YOUR TASK: Repeat the listing in full. Nothing may be added or left out.

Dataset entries
# # # # # # #

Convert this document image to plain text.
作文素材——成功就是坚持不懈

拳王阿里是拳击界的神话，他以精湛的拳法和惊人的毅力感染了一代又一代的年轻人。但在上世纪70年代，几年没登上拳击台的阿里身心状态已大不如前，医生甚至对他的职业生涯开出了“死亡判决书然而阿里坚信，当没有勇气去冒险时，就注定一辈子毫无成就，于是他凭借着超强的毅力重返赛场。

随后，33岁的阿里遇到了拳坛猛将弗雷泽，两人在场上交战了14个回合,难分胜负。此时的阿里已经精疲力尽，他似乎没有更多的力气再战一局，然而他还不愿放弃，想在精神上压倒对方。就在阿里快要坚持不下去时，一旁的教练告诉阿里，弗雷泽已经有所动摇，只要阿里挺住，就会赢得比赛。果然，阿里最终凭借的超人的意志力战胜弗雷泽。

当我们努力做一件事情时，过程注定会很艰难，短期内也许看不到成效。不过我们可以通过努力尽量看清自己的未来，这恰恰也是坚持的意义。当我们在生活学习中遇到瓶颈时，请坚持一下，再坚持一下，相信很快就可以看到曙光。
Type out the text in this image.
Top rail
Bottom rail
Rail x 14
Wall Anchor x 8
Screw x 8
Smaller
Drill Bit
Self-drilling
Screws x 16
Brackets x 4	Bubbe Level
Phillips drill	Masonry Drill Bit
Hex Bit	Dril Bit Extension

# # # # # # #

FULL OUTPUT:
Convert this document image to plain text.
作文素材——成功就是坚持不懈

拳王阿里是拳击界的神话，他以精湛的拳法和惊人的毅力感染了一代又一代的年轻人。但在上世纪70年代，几年没登上拳击台的阿里身心状态已大不如前，医生甚至对他的职业生涯开出了“死亡判决书然而阿里坚信，当没有勇气去冒险时，就注定一辈子毫无成就，于是他凭借着超强的毅力重返赛场。

随后，33岁的阿里遇到了拳坛猛将弗雷泽，两人在场上交战了14个回合,难分胜负。此时的阿里已经精疲力尽，他似乎没有更多的力气再战一局，然而他还不愿放弃，想在精神上压倒对方。就在阿里快要坚持不下去时，一旁的教练告诉阿里，弗雷泽已经有所动摇，只要阿里挺住，就会赢得比赛。果然，阿里最终凭借的超人的意志力战胜弗雷泽。

当我们努力做一件事情时，过程注定会很艰难，短期内也许看不到成效。不过我们可以通过努力尽量看清自己的未来，这恰恰也是坚持的意义。当我们在生活学习中遇到瓶颈时，请坚持一下，再坚持一下，相信很快就可以看到曙光。
Type out the text in this image.
Top rail
Bottom rail
Rail x 14
Wall Anchor x 8
Screw x 8
Smaller
Drill Bit
Self-drilling
Screws x 16
Brackets x 4	Bubbe Level
Phillips drill	Masonry Drill Bit
Hex Bit	Dril Bit Extension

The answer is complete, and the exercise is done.